Exercise instructions – Give every line of the material again, exactly as written.

A run of records
::::::::::
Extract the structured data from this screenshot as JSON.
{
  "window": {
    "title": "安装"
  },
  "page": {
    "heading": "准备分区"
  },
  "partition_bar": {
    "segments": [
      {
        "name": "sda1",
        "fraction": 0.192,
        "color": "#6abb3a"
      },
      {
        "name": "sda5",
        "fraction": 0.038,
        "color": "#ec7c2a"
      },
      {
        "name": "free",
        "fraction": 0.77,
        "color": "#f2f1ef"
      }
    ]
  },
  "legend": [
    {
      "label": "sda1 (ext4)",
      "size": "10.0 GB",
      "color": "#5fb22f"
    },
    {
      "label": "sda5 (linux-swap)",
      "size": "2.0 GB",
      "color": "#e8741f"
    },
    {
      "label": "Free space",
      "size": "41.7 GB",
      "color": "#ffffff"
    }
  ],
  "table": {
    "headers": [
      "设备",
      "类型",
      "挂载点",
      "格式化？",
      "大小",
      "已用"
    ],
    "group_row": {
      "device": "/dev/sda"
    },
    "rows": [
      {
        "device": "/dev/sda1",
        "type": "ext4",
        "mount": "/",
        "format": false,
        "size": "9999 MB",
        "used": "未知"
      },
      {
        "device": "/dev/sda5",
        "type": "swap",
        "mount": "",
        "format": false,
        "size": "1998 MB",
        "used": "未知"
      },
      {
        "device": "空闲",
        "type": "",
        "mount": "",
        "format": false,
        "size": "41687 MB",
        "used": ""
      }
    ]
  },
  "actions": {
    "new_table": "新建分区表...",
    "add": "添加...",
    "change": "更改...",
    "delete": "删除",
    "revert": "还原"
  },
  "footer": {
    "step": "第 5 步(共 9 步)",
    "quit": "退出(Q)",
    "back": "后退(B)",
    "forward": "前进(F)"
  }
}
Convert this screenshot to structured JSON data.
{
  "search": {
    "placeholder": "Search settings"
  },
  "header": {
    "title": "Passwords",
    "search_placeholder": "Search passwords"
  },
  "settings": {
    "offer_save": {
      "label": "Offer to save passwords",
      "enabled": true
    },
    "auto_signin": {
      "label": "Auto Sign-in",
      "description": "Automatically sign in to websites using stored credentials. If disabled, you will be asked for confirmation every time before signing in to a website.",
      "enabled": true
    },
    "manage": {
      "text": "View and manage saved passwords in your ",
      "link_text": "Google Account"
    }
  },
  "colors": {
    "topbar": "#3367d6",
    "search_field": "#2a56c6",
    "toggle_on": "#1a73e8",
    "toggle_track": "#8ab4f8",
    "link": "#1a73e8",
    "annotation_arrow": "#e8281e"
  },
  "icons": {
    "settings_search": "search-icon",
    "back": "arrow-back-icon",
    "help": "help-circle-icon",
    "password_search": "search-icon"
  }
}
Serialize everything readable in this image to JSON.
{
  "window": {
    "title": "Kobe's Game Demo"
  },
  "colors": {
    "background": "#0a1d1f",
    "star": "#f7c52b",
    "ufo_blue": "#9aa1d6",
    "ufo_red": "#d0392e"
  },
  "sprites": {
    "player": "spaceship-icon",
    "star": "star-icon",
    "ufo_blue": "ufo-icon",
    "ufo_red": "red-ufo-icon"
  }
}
::::::::::
The completed task –
Extract the structured data from this screenshot as JSON.
{
  "window": {
    "title": "安装"
  },
  "page": {
    "heading": "准备分区"
  },
  "partition_bar": {
    "segments": [
      {
        "name": "sda1",
        "fraction": 0.192,
        "color": "#6abb3a"
      },
      {
        "name": "sda5",
        "fraction": 0.038,
        "color": "#ec7c2a"
      },
      {
        "name": "free",
        "fraction": 0.77,
        "color": "#f2f1ef"
      }
    ]
  },
  "legend": [
    {
      "label": "sda1 (ext4)",
      "size": "10.0 GB",
      "color": "#5fb22f"
    },
    {
      "label": "sda5 (linux-swap)",
      "size": "2.0 GB",
      "color": "#e8741f"
    },
    {
      "label": "Free space",
      "size": "41.7 GB",
      "color": "#ffffff"
    }
  ],
  "table": {
    "headers": [
      "设备",
      "类型",
      "挂载点",
      "格式化？",
      "大小",
      "已用"
    ],
    "group_row": {
      "device": "/dev/sda"
    },
    "rows": [
      {
        "device": "/dev/sda1",
        "type": "ext4",
        "mount": "/",
        "format": false,
        "size": "9999 MB",
        "used": "未知"
      },
      {
        "device": "/dev/sda5",
        "type": "swap",
        "mount": "",
        "format": false,
        "size": "1998 MB",
        "used": "未知"
      },
      {
        "device": "空闲",
        "type": "",
        "mount": "",
        "format": false,
        "size": "41687 MB",
        "used": ""
      }
    ]
  },
  "actions": {
    "new_table": "新建分区表...",
    "add": "添加...",
    "change": "更改...",
    "delete": "删除",
    "revert": "还原"
  },
  "footer": {
    "step": "第 5 步(共 9 步)",
    "quit": "退出(Q)",
    "back": "后退(B)",
    "forward": "前进(F)"
  }
}
Convert this screenshot to structured JSON data.
{
  "search": {
    "placeholder": "Search settings"
  },
  "header": {
    "title": "Passwords",
    "search_placeholder": "Search passwords"
  },
  "settings": {
    "offer_save": {
      "label": "Offer to save passwords",
      "enabled": true
    },
    "auto_signin": {
      "label": "Auto Sign-in",
      "description": "Automatically sign in to websites using stored credentials. If disabled, you will be asked for confirmation every time before signing in to a website.",
      "enabled": true
    },
    "manage": {
      "text": "View and manage saved passwords in your ",
      "link_text": "Google Account"
    }
  },
  "colors": {
    "topbar": "#3367d6",
    "search_field": "#2a56c6",
    "toggle_on": "#1a73e8",
    "toggle_track": "#8ab4f8",
    "link": "#1a73e8",
    "annotation_arrow": "#e8281e"
  },
  "icons": {
    "settings_search": "search-icon",
    "back": "arrow-back-icon",
    "help": "help-circle-icon",
    "password_search": "search-icon"
  }
}
Serialize everything readable in this image to JSON.
{
  "window": {
    "title": "Kobe's Game Demo"
  },
  "colors": {
    "background": "#0a1d1f",
    "star": "#f7c52b",
    "ufo_blue": "#9aa1d6",
    "ufo_red": "#d0392e"
  },
  "sprites": {
    "player": "spaceship-icon",
    "star": "star-icon",
    "ufo_blue": "ufo-icon",
    "ufo_red": "red-ufo-icon"
  }
}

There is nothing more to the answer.